◆ WRITTEN INSTRUCTION:
Pick up the piece on mountain weather and trip planning after its last sentence and keep writing it.

A cloudburst over a mountain landscape.

‘There is no such thing as bad weather, only bad clothing’ is a pleasant claim as long as you are sitting indoors. In the mountains it is incomplete: bad weather is real, it calls for preparation, and it can become dangerous. The difference between being out in sunshine and being out in a sleet storm is not just the experience — it is your clothing, your route plan, and on some days whether the trip should go ahead at all.

How the weather forms

Weather is the result of the atmosphere and the ocean evening out the difference in energy between the equator (a surplus) and the poles (a deficit). Low pressure and high pressure are how this evening-out shows itself, and their movements give us what we call weather systems.

  • Low pressure usually brings precipitation and lower temperatures. Air flows in towards the centre of the low, is pushed upwards, cools and condenses into cloud and rain.
  • High pressure brings clear weather — warm in summer, cold in winter. Air sinks, warms up, and the clouds evaporate.

In Norway, lows pass from the west typically at intervals of 1-3 days, in both summer and winter. This is the dynamic we observe on the weather chart and that the meteorologists predict.

The forecast — what can you rely on?

Modern weather forecasts are built from weather-station observations and numerical mathematical models that calculate how the weather will behave. The scale of reliability:

  • Within 24 hours: typically 90% accurate
  • 2-3 days ahead: 70-85% accurate
  • 4-7 days ahead: 50-65% — starting to become unreliable
  • Over a week: trends only, not details

For trip planning, a 24-48 hour forecast is what can actually be used. Further ahead than that is only an estimate — check again before you set off.

◆ PROVIDED DATA:

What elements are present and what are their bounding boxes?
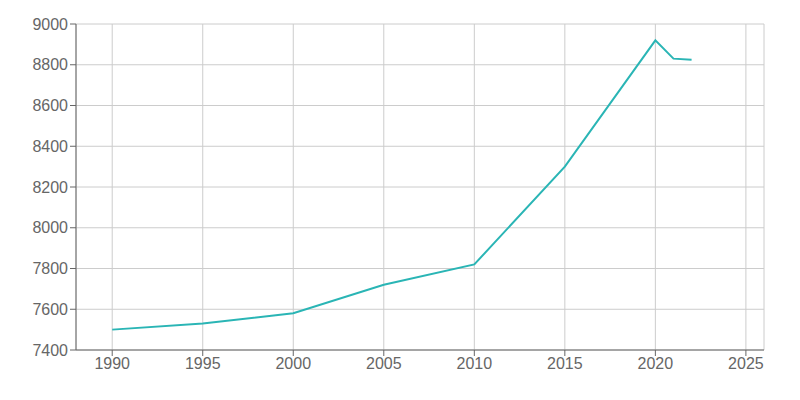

◆ EXERCISE OUTPUT:
More about weather forecasting →

The trip meteorologist

For more precise assessments of the mountains and the fjord, the trip meteorologist (turmeteorologen) is available as a service from the Norwegian Meteorological Institute. They provide location-specific forecasts for named mountains and areas, often 24-48 hours ahead. It is much used by the ski-touring, paddling and mountaineering communities.

More about the trip meteorologist →

Nature’s own weather signs

Long before the mobile phone and the Yr app, people read the weather in nature. Many of these weather signs (værtegn) still work as a 24-hour forecast:

Clouds

  • Cirrus (thin, wispy feather clouds high in the sky) — often signals a change in the weather within 24-48 hours
  • Cumulus (low, white ‘cauliflower clouds’) — common in fair summer weather
  • Stratus (a low, even grey blanket) — overcast, often rain
  • Nimbostratus (dark grey, low) — longer periods of rain
  • Cumulonimbus (heavy thunderclouds) — rough weather, local precipitation, possible thunder

Wind

  • A wind shift — particularly from west to south, suggests a low on its way
  • A sudden calm before a storm — air masses gathering
  • Snow smoke on the summits — strong wind up high, but it concerns us lower down

Pressure (if you have a barometer)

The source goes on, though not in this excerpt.